__Goal of the exercise__
In the material below, print every line exactly and omit the pictures.

__Stored data__
***

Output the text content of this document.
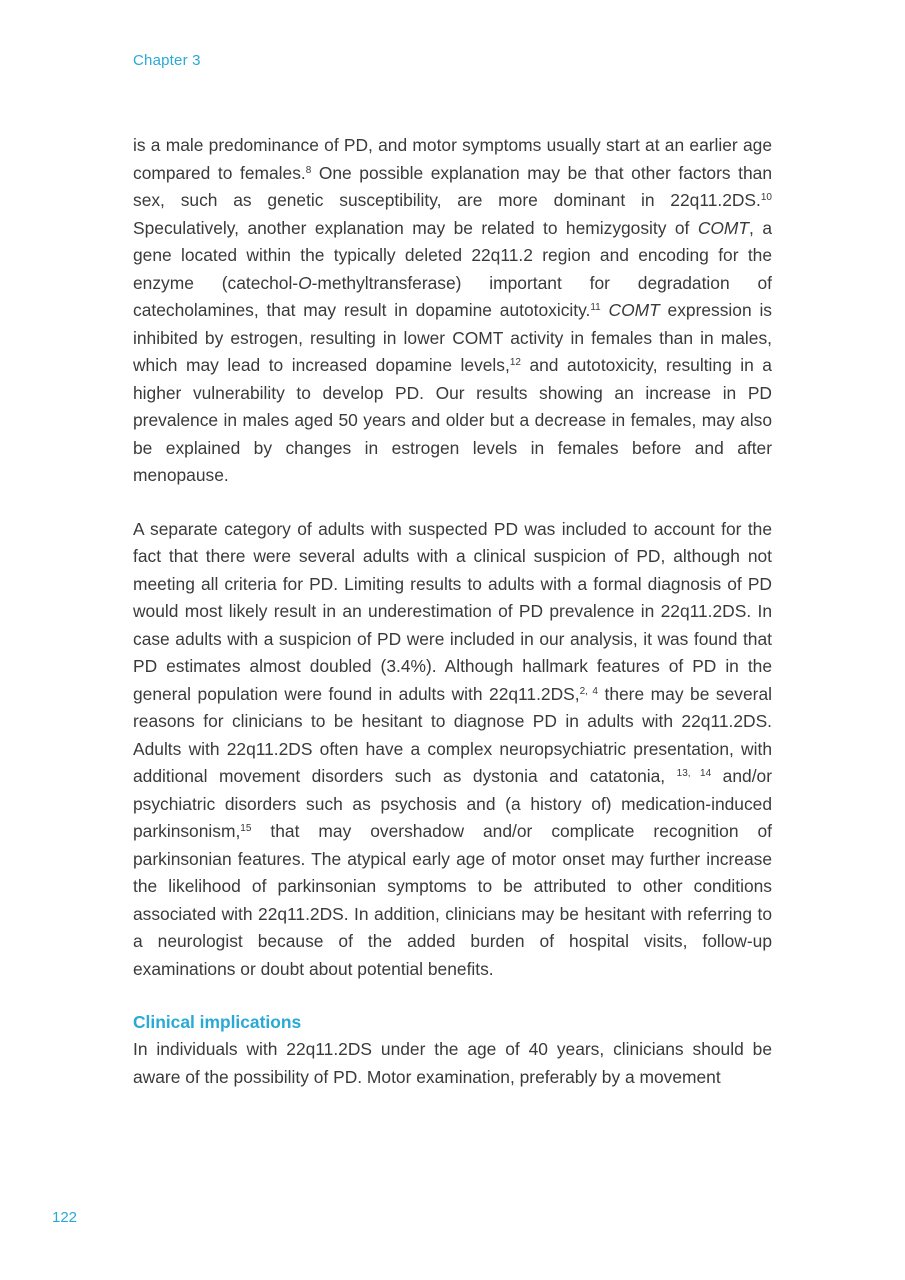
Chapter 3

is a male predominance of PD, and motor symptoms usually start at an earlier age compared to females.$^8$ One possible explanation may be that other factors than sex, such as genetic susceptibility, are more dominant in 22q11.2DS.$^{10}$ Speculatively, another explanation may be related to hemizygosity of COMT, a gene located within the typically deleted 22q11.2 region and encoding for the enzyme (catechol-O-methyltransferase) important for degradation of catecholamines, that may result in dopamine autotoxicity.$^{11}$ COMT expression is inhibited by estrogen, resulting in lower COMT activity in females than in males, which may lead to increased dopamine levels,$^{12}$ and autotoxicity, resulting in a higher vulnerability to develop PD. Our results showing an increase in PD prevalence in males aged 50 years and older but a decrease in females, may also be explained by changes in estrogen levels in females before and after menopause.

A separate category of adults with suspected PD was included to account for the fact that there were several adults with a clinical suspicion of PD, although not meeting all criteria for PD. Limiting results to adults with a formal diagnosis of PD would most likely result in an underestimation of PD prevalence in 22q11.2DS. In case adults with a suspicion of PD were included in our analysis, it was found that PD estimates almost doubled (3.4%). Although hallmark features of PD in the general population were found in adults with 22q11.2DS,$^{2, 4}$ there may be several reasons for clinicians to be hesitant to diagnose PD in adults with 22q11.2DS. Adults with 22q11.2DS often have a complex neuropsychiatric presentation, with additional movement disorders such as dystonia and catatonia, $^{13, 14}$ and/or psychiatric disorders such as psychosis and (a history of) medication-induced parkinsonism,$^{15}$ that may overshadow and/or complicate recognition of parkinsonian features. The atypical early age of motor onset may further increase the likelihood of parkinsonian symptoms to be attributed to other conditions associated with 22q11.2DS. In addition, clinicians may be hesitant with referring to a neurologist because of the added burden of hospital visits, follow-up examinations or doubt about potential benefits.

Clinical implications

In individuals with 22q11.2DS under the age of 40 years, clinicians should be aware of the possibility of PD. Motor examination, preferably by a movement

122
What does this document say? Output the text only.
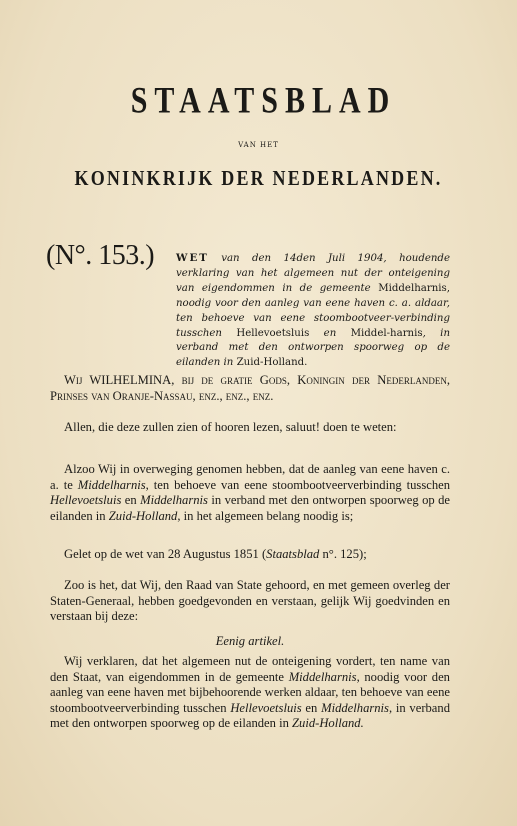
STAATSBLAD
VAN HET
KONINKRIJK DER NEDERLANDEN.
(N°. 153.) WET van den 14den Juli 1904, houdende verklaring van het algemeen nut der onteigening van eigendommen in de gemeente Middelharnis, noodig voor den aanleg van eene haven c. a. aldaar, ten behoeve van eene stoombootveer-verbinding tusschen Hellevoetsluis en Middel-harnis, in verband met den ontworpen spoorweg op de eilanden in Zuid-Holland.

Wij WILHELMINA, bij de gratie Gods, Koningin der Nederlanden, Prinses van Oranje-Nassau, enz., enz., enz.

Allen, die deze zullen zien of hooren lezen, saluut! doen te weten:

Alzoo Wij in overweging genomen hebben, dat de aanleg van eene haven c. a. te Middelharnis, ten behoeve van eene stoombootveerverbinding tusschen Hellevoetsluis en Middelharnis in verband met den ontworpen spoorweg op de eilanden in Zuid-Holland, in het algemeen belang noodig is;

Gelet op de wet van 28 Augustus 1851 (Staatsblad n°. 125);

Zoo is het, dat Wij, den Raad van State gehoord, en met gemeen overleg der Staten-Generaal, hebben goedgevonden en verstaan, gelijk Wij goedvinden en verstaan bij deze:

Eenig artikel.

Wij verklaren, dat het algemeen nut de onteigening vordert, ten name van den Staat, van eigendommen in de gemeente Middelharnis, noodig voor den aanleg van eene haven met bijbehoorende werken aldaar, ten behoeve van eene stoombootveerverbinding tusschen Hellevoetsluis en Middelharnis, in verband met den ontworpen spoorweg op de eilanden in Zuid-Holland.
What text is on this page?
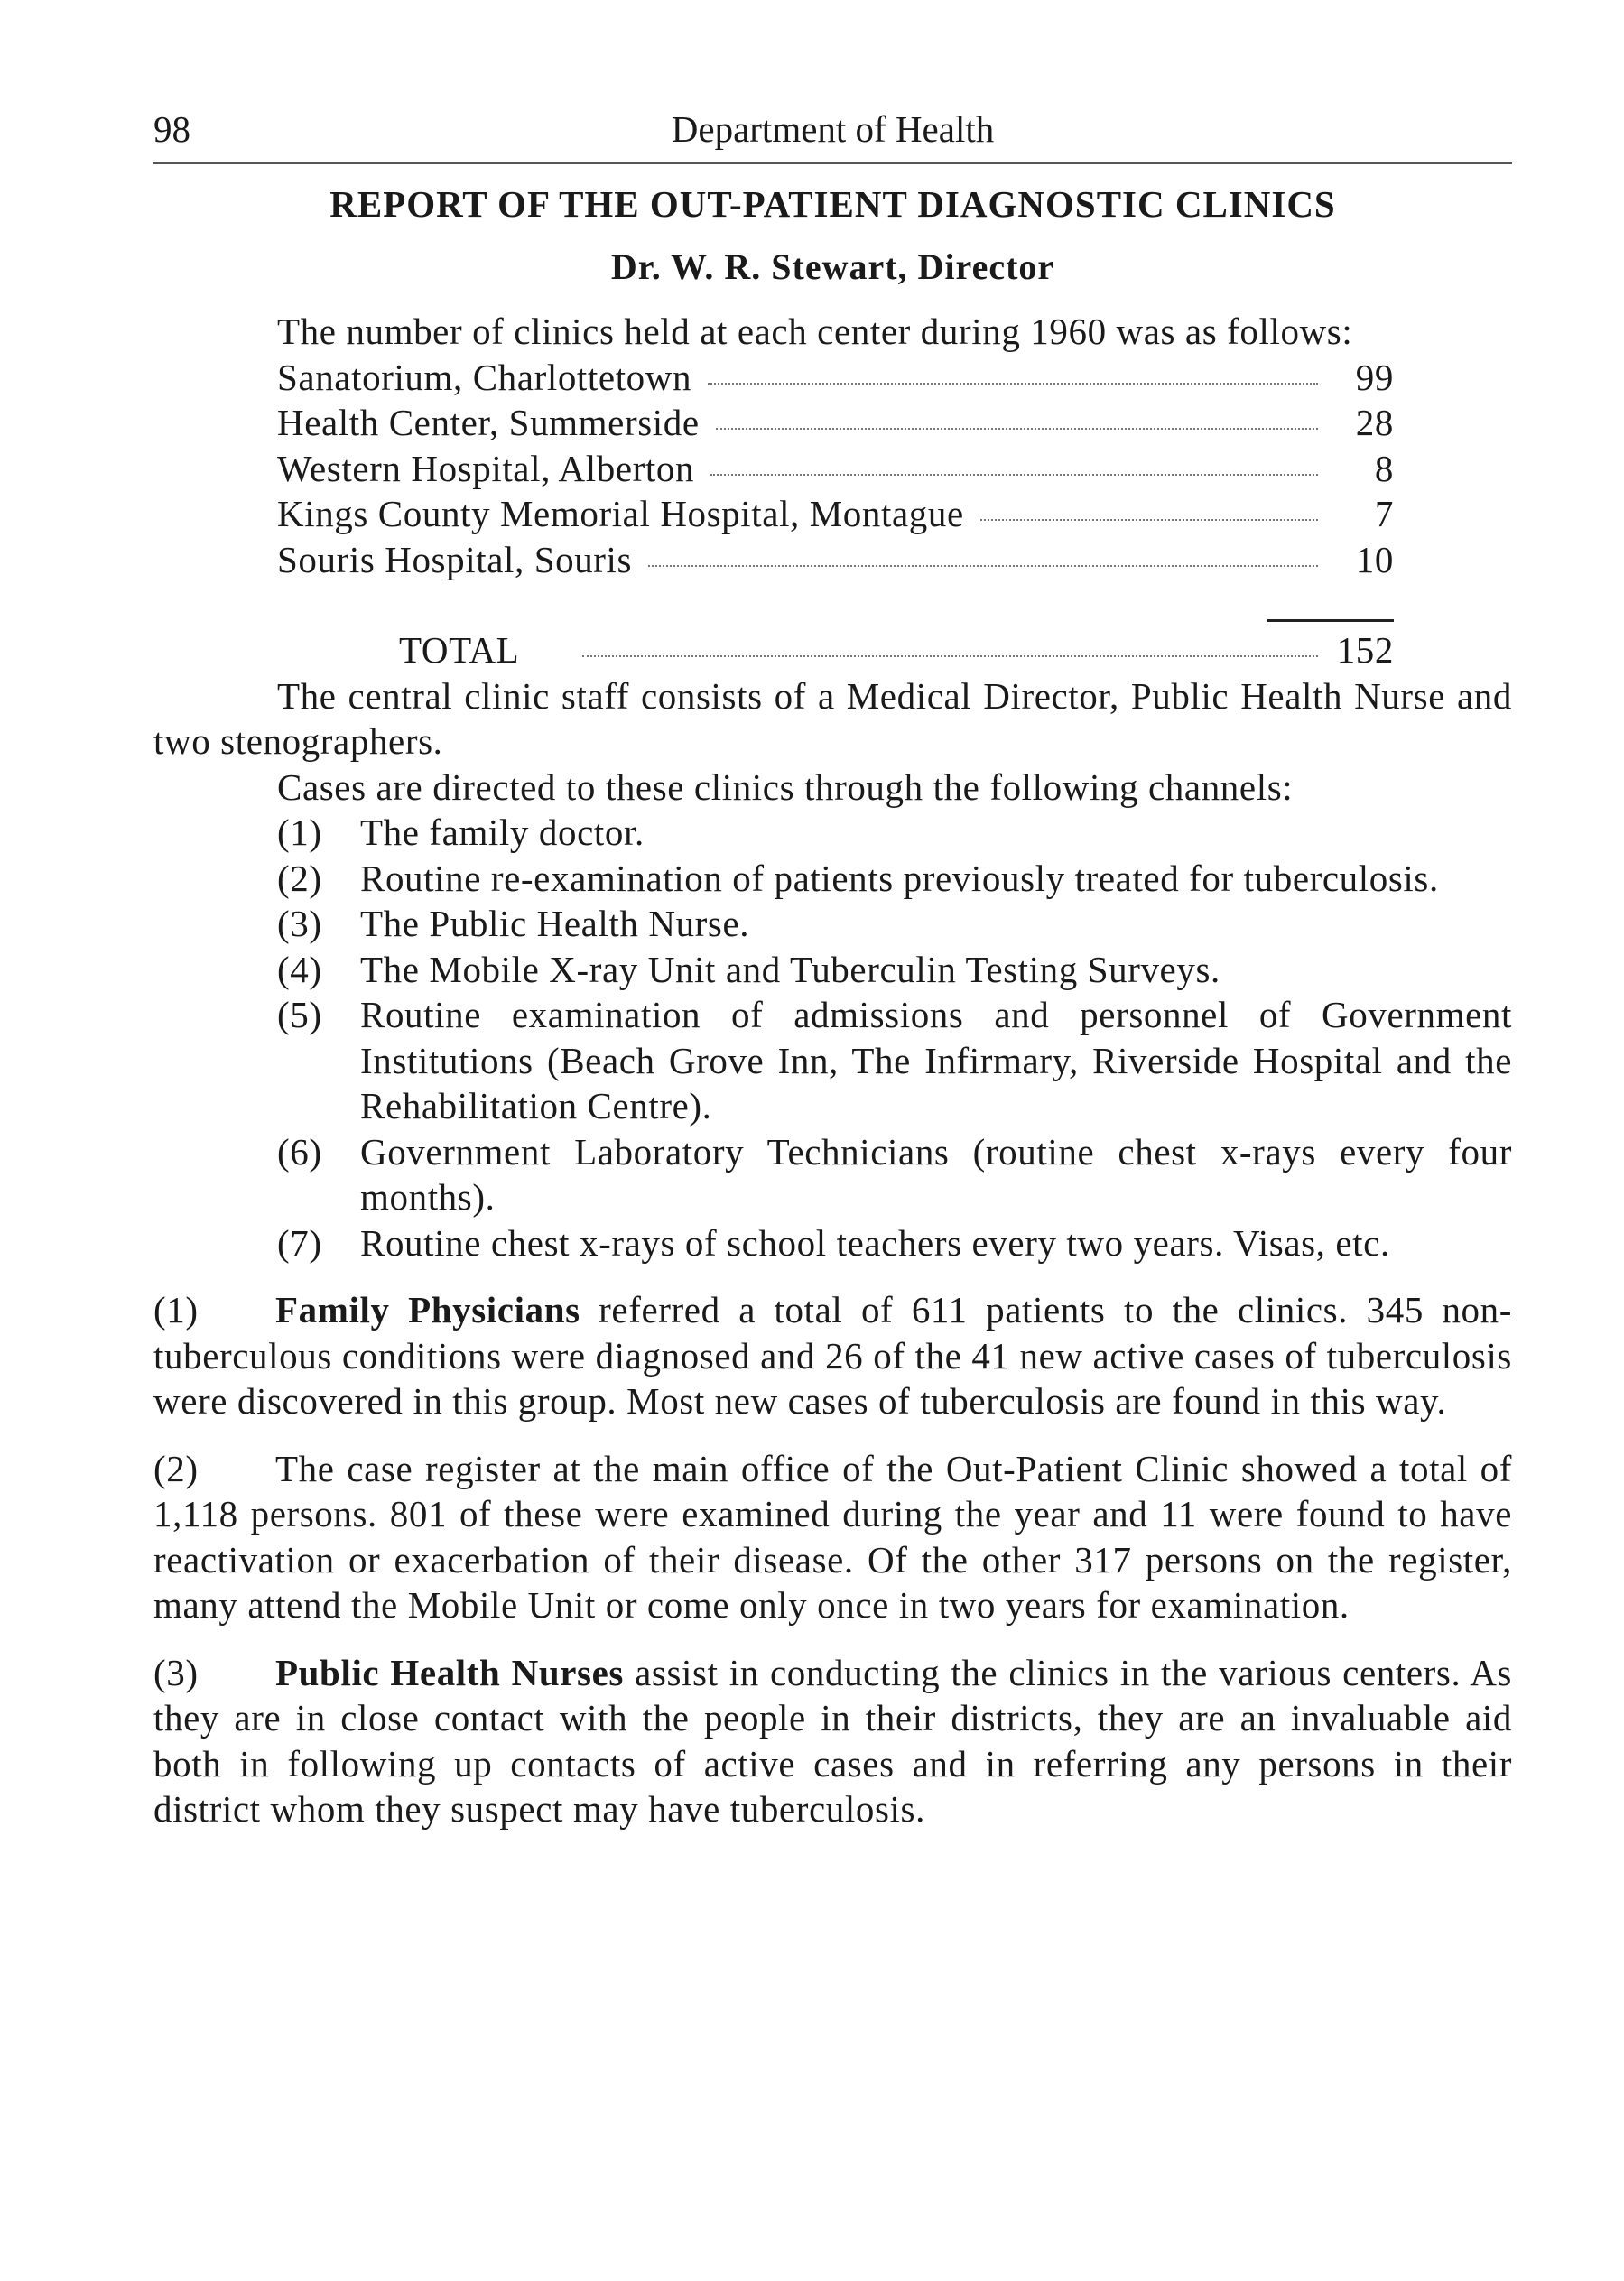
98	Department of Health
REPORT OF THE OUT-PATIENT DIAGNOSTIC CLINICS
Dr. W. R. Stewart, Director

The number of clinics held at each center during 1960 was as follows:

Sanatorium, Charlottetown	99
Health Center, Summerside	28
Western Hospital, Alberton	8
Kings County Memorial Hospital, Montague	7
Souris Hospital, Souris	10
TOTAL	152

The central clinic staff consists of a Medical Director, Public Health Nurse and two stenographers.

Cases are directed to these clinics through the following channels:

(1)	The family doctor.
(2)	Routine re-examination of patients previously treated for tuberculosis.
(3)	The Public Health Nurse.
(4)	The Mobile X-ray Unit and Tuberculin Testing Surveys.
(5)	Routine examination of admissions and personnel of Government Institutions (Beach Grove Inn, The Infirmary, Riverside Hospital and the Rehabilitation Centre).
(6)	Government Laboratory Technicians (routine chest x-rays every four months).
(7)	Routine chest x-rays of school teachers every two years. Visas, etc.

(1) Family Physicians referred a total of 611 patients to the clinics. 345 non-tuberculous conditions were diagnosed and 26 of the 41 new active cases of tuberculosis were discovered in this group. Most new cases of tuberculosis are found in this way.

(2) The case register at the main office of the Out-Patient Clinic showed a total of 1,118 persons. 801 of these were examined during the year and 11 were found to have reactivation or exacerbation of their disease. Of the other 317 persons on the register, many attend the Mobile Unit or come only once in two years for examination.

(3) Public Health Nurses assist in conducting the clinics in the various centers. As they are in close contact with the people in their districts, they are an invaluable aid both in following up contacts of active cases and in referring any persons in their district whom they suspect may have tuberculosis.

***

__Output below__
Output the text content of this document.
Chapter 3

is a male predominance of PD, and motor symptoms usually start at an earlier age compared to females.$^8$ One possible explanation may be that other factors than sex, such as genetic susceptibility, are more dominant in 22q11.2DS.$^{10}$ Speculatively, another explanation may be related to hemizygosity of COMT, a gene located within the typically deleted 22q11.2 region and encoding for the enzyme (catechol-O-methyltransferase) important for degradation of catecholamines, that may result in dopamine autotoxicity.$^{11}$ COMT expression is inhibited by estrogen, resulting in lower COMT activity in females than in males, which may lead to increased dopamine levels,$^{12}$ and autotoxicity, resulting in a higher vulnerability to develop PD. Our results showing an increase in PD prevalence in males aged 50 years and older but a decrease in females, may also be explained by changes in estrogen levels in females before and after menopause.

A separate category of adults with suspected PD was included to account for the fact that there were several adults with a clinical suspicion of PD, although not meeting all criteria for PD. Limiting results to adults with a formal diagnosis of PD would most likely result in an underestimation of PD prevalence in 22q11.2DS. In case adults with a suspicion of PD were included in our analysis, it was found that PD estimates almost doubled (3.4%). Although hallmark features of PD in the general population were found in adults with 22q11.2DS,$^{2, 4}$ there may be several reasons for clinicians to be hesitant to diagnose PD in adults with 22q11.2DS. Adults with 22q11.2DS often have a complex neuropsychiatric presentation, with additional movement disorders such as dystonia and catatonia, $^{13, 14}$ and/or psychiatric disorders such as psychosis and (a history of) medication-induced parkinsonism,$^{15}$ that may overshadow and/or complicate recognition of parkinsonian features. The atypical early age of motor onset may further increase the likelihood of parkinsonian symptoms to be attributed to other conditions associated with 22q11.2DS. In addition, clinicians may be hesitant with referring to a neurologist because of the added burden of hospital visits, follow-up examinations or doubt about potential benefits.

Clinical implications

In individuals with 22q11.2DS under the age of 40 years, clinicians should be aware of the possibility of PD. Motor examination, preferably by a movement

122
What does this document say? Output the text only.
STAATSBLAD
VAN HET
KONINKRIJK DER NEDERLANDEN.
(N°. 153.) WET van den 14den Juli 1904, houdende verklaring van het algemeen nut der onteigening van eigendommen in de gemeente Middelharnis, noodig voor den aanleg van eene haven c. a. aldaar, ten behoeve van eene stoombootveer-verbinding tusschen Hellevoetsluis en Middel-harnis, in verband met den ontworpen spoorweg op de eilanden in Zuid-Holland.

Wij WILHELMINA, bij de gratie Gods, Koningin der Nederlanden, Prinses van Oranje-Nassau, enz., enz., enz.

Allen, die deze zullen zien of hooren lezen, saluut! doen te weten:

Alzoo Wij in overweging genomen hebben, dat de aanleg van eene haven c. a. te Middelharnis, ten behoeve van eene stoombootveerverbinding tusschen Hellevoetsluis en Middelharnis in verband met den ontworpen spoorweg op de eilanden in Zuid-Holland, in het algemeen belang noodig is;

Gelet op de wet van 28 Augustus 1851 (Staatsblad n°. 125);

Zoo is het, dat Wij, den Raad van State gehoord, en met gemeen overleg der Staten-Generaal, hebben goedgevonden en verstaan, gelijk Wij goedvinden en verstaan bij deze:

Eenig artikel.

Wij verklaren, dat het algemeen nut de onteigening vordert, ten name van den Staat, van eigendommen in de gemeente Middelharnis, noodig voor den aanleg van eene haven met bijbehoorende werken aldaar, ten behoeve van eene stoombootveerverbinding tusschen Hellevoetsluis en Middelharnis, in verband met den ontworpen spoorweg op de eilanden in Zuid-Holland.
What text is on this page?
98	Department of Health
REPORT OF THE OUT-PATIENT DIAGNOSTIC CLINICS
Dr. W. R. Stewart, Director

The number of clinics held at each center during 1960 was as follows:

Sanatorium, Charlottetown	99
Health Center, Summerside	28
Western Hospital, Alberton	8
Kings County Memorial Hospital, Montague	7
Souris Hospital, Souris	10
TOTAL	152

The central clinic staff consists of a Medical Director, Public Health Nurse and two stenographers.

Cases are directed to these clinics through the following channels:

(1)	The family doctor.
(2)	Routine re-examination of patients previously treated for tuberculosis.
(3)	The Public Health Nurse.
(4)	The Mobile X-ray Unit and Tuberculin Testing Surveys.
(5)	Routine examination of admissions and personnel of Government Institutions (Beach Grove Inn, The Infirmary, Riverside Hospital and the Rehabilitation Centre).
(6)	Government Laboratory Technicians (routine chest x-rays every four months).
(7)	Routine chest x-rays of school teachers every two years. Visas, etc.

(1) Family Physicians referred a total of 611 patients to the clinics. 345 non-tuberculous conditions were diagnosed and 26 of the 41 new active cases of tuberculosis were discovered in this group. Most new cases of tuberculosis are found in this way.

(2) The case register at the main office of the Out-Patient Clinic showed a total of 1,118 persons. 801 of these were examined during the year and 11 were found to have reactivation or exacerbation of their disease. Of the other 317 persons on the register, many attend the Mobile Unit or come only once in two years for examination.

(3) Public Health Nurses assist in conducting the clinics in the various centers. As they are in close contact with the people in their districts, they are an invaluable aid both in following up contacts of active cases and in referring any persons in their district whom they suspect may have tuberculosis.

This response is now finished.